The task →
The data below should be restated word for word, with every picture omitted.
________________________
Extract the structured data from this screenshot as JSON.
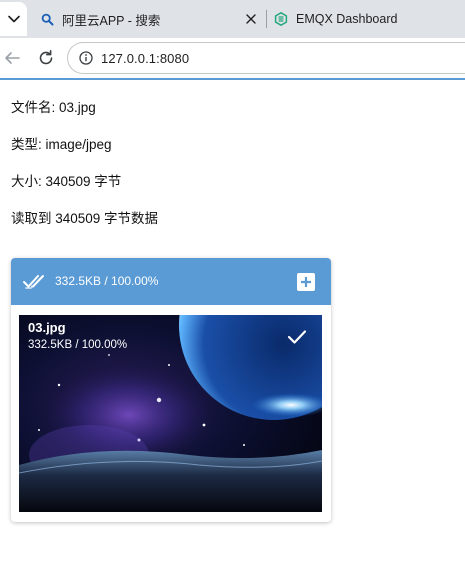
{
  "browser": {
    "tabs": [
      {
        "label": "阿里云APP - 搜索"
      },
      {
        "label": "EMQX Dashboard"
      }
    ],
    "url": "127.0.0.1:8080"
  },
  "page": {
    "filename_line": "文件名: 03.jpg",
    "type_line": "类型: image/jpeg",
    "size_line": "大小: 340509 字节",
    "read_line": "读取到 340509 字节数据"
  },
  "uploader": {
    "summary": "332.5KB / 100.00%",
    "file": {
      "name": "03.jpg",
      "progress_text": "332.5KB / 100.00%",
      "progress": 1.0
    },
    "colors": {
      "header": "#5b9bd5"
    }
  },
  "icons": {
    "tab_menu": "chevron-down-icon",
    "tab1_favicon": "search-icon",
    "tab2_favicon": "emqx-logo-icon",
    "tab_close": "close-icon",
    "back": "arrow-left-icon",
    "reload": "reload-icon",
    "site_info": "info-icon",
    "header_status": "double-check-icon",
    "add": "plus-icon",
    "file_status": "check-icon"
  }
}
________________________
Result of the exercise →
Extract the structured data from this screenshot as JSON.
{
  "browser": {
    "tabs": [
      {
        "label": "阿里云APP - 搜索"
      },
      {
        "label": "EMQX Dashboard"
      }
    ],
    "url": "127.0.0.1:8080"
  },
  "page": {
    "filename_line": "文件名: 03.jpg",
    "type_line": "类型: image/jpeg",
    "size_line": "大小: 340509 字节",
    "read_line": "读取到 340509 字节数据"
  },
  "uploader": {
    "summary": "332.5KB / 100.00%",
    "file": {
      "name": "03.jpg",
      "progress_text": "332.5KB / 100.00%",
      "progress": 1.0
    },
    "colors": {
      "header": "#5b9bd5"
    }
  },
  "icons": {
    "tab_menu": "chevron-down-icon",
    "tab1_favicon": "search-icon",
    "tab2_favicon": "emqx-logo-icon",
    "tab_close": "close-icon",
    "back": "arrow-left-icon",
    "reload": "reload-icon",
    "site_info": "info-icon",
    "header_status": "double-check-icon",
    "add": "plus-icon",
    "file_status": "check-icon"
  }
}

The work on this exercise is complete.